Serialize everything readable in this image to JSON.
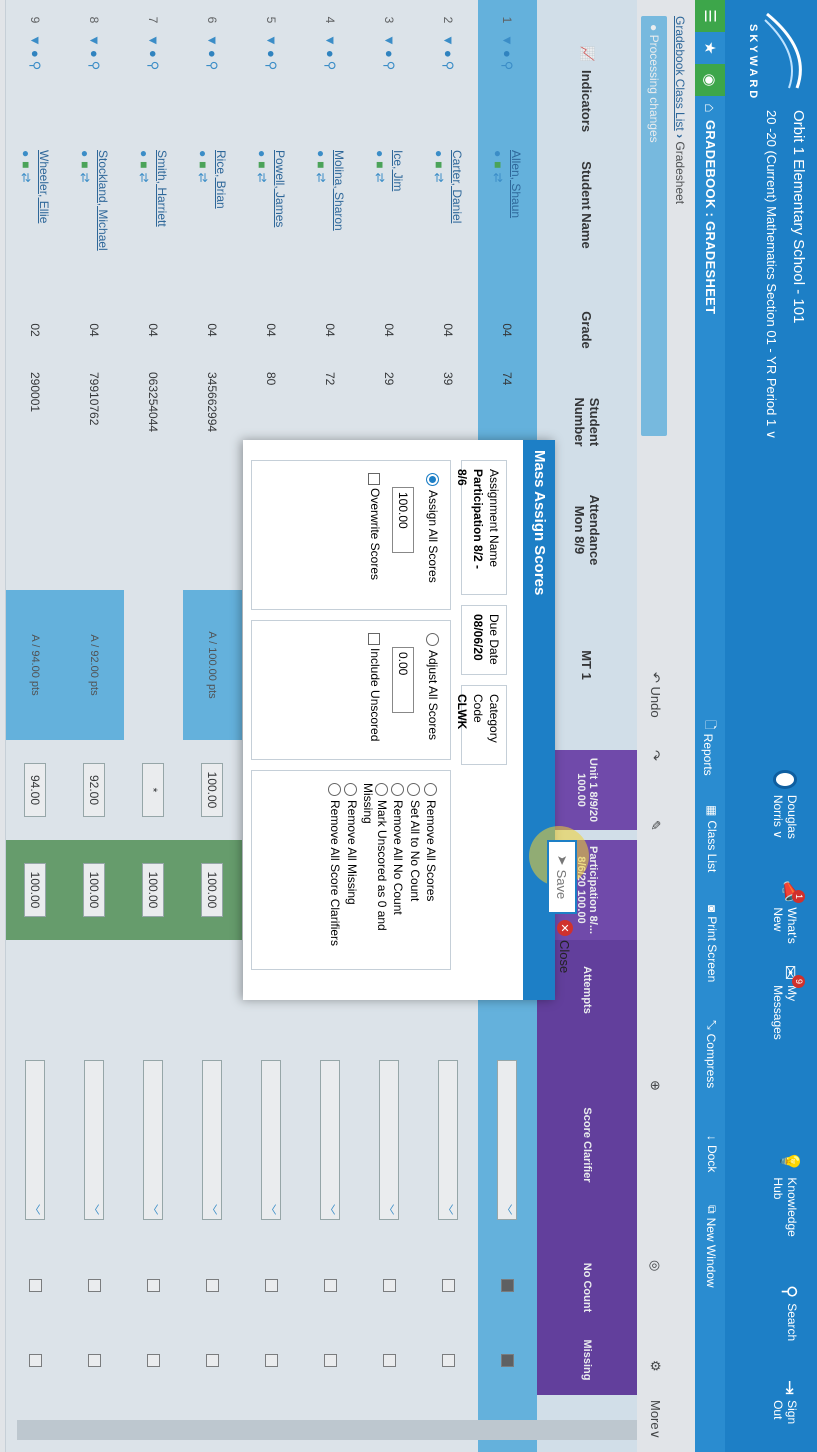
{
  "header": {
    "brand": "SKYWARD",
    "school": "Orbit 1 Elementary School - 101",
    "context": "20 -20 (Current) Mathematics Section 01 - YR Period 1 ∨",
    "user": "Douglas Norris ∨",
    "items": [
      {
        "label": "What's New",
        "badge": "1"
      },
      {
        "label": "My Messages",
        "badge": "9"
      },
      {
        "label": "Knowledge Hub"
      },
      {
        "label": "Search"
      },
      {
        "label": "Sign Out"
      }
    ]
  },
  "quickbar": {
    "title": "GRADEBOOK : GRADESHEET",
    "tools": [
      "Reports",
      "Class List",
      "Print Screen",
      "Compress",
      "Dock",
      "New Window"
    ]
  },
  "breadcrumb": [
    "Gradebook Class List",
    "Gradesheet"
  ],
  "processing": "Processing changes",
  "actions": {
    "undo": "Undo",
    "more": "More∨"
  },
  "columns": {
    "indicators": "Indicators",
    "student": "Student Name",
    "grade": "Grade",
    "number": "Student Number",
    "attendance": "Attendance Mon 8/9",
    "mt1": "MT 1",
    "unit1": "Unit 1 8/9/20 100.00",
    "particip": "Participation 8/... 8/6/20 100.00",
    "attempts": "Attempts",
    "clarifier": "Score Clarifier",
    "nocount": "No Count",
    "missing": "Missing"
  },
  "rows": [
    {
      "n": "1",
      "name": "Allen, Shaun",
      "grade": "04",
      "number": "74",
      "mt": "",
      "u1": "",
      "p8": ""
    },
    {
      "n": "2",
      "name": "Carter, Daniel",
      "grade": "04",
      "number": "39",
      "mt": "",
      "u1": "",
      "p8": ""
    },
    {
      "n": "3",
      "name": "Ice, Jim",
      "grade": "04",
      "number": "29",
      "mt": "",
      "u1": "",
      "p8": ""
    },
    {
      "n": "4",
      "name": "Molina, Sharon",
      "grade": "04",
      "number": "72",
      "mt": "",
      "u1": "",
      "p8": ""
    },
    {
      "n": "5",
      "name": "Powell, James",
      "grade": "04",
      "number": "80",
      "mt": "",
      "u1": "",
      "p8": ""
    },
    {
      "n": "6",
      "name": "Rice, Brian",
      "grade": "04",
      "number": "345662994",
      "mt": "A / 100.00 pts",
      "u1": "100.00",
      "p8": "100.00"
    },
    {
      "n": "7",
      "name": "Smith, Harriett",
      "grade": "04",
      "number": "063254044",
      "mt": "",
      "u1": "*",
      "p8": "100.00"
    },
    {
      "n": "8",
      "name": "Stockland, Michael",
      "grade": "04",
      "number": "79910762",
      "mt": "A / 92.00 pts",
      "u1": "92.00",
      "p8": "100.00"
    },
    {
      "n": "9",
      "name": "Wheeler, Ellie",
      "grade": "02",
      "number": "290001",
      "mt": "A / 94.00 pts",
      "u1": "94.00",
      "p8": "100.00"
    }
  ],
  "modal": {
    "title": "Mass Assign Scores",
    "assignment_label": "Assignment Name",
    "assignment_value": "Participation 8/2 - 8/6",
    "due_label": "Due Date",
    "due_value": "08/06/20",
    "category_label": "Category Code",
    "category_value": "CLWK",
    "assign_all": "Assign All Scores",
    "assign_value": "100.00",
    "overwrite": "Overwrite Scores",
    "adjust_all": "Adjust All Scores",
    "adjust_value": "0.00",
    "include_unscored": "Include Unscored",
    "options": [
      "Remove All Scores",
      "Set All to No Count",
      "Remove All No Count",
      "Mark Unscored as 0 and Missing",
      "Remove All Missing",
      "Remove All Score Clarifiers"
    ],
    "save": "Save",
    "close": "Close"
  },
  "colors": {
    "brand": "#1d7fc6",
    "purple": "#6b3aad",
    "green": "#5f9e61",
    "selected_row": "#5cb8ea"
  }
}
==*==
> _Task to complete_: Transcribe the records verbatim and omit the images.

> _Result for this task_:
Serialize everything readable in this image to JSON.
{
  "header": {
    "brand": "SKYWARD",
    "school": "Orbit 1 Elementary School - 101",
    "context": "20 -20 (Current) Mathematics Section 01 - YR Period 1 ∨",
    "user": "Douglas Norris ∨",
    "items": [
      {
        "label": "What's New",
        "badge": "1"
      },
      {
        "label": "My Messages",
        "badge": "9"
      },
      {
        "label": "Knowledge Hub"
      },
      {
        "label": "Search"
      },
      {
        "label": "Sign Out"
      }
    ]
  },
  "quickbar": {
    "title": "GRADEBOOK : GRADESHEET",
    "tools": [
      "Reports",
      "Class List",
      "Print Screen",
      "Compress",
      "Dock",
      "New Window"
    ]
  },
  "breadcrumb": [
    "Gradebook Class List",
    "Gradesheet"
  ],
  "processing": "Processing changes",
  "actions": {
    "undo": "Undo",
    "more": "More∨"
  },
  "columns": {
    "indicators": "Indicators",
    "student": "Student Name",
    "grade": "Grade",
    "number": "Student Number",
    "attendance": "Attendance Mon 8/9",
    "mt1": "MT 1",
    "unit1": "Unit 1 8/9/20 100.00",
    "particip": "Participation 8/... 8/6/20 100.00",
    "attempts": "Attempts",
    "clarifier": "Score Clarifier",
    "nocount": "No Count",
    "missing": "Missing"
  },
  "rows": [
    {
      "n": "1",
      "name": "Allen, Shaun",
      "grade": "04",
      "number": "74",
      "mt": "",
      "u1": "",
      "p8": ""
    },
    {
      "n": "2",
      "name": "Carter, Daniel",
      "grade": "04",
      "number": "39",
      "mt": "",
      "u1": "",
      "p8": ""
    },
    {
      "n": "3",
      "name": "Ice, Jim",
      "grade": "04",
      "number": "29",
      "mt": "",
      "u1": "",
      "p8": ""
    },
    {
      "n": "4",
      "name": "Molina, Sharon",
      "grade": "04",
      "number": "72",
      "mt": "",
      "u1": "",
      "p8": ""
    },
    {
      "n": "5",
      "name": "Powell, James",
      "grade": "04",
      "number": "80",
      "mt": "",
      "u1": "",
      "p8": ""
    },
    {
      "n": "6",
      "name": "Rice, Brian",
      "grade": "04",
      "number": "345662994",
      "mt": "A / 100.00 pts",
      "u1": "100.00",
      "p8": "100.00"
    },
    {
      "n": "7",
      "name": "Smith, Harriett",
      "grade": "04",
      "number": "063254044",
      "mt": "",
      "u1": "*",
      "p8": "100.00"
    },
    {
      "n": "8",
      "name": "Stockland, Michael",
      "grade": "04",
      "number": "79910762",
      "mt": "A / 92.00 pts",
      "u1": "92.00",
      "p8": "100.00"
    },
    {
      "n": "9",
      "name": "Wheeler, Ellie",
      "grade": "02",
      "number": "290001",
      "mt": "A / 94.00 pts",
      "u1": "94.00",
      "p8": "100.00"
    }
  ],
  "modal": {
    "title": "Mass Assign Scores",
    "assignment_label": "Assignment Name",
    "assignment_value": "Participation 8/2 - 8/6",
    "due_label": "Due Date",
    "due_value": "08/06/20",
    "category_label": "Category Code",
    "category_value": "CLWK",
    "assign_all": "Assign All Scores",
    "assign_value": "100.00",
    "overwrite": "Overwrite Scores",
    "adjust_all": "Adjust All Scores",
    "adjust_value": "0.00",
    "include_unscored": "Include Unscored",
    "options": [
      "Remove All Scores",
      "Set All to No Count",
      "Remove All No Count",
      "Mark Unscored as 0 and Missing",
      "Remove All Missing",
      "Remove All Score Clarifiers"
    ],
    "save": "Save",
    "close": "Close"
  },
  "colors": {
    "brand": "#1d7fc6",
    "purple": "#6b3aad",
    "green": "#5f9e61",
    "selected_row": "#5cb8ea"
  }
}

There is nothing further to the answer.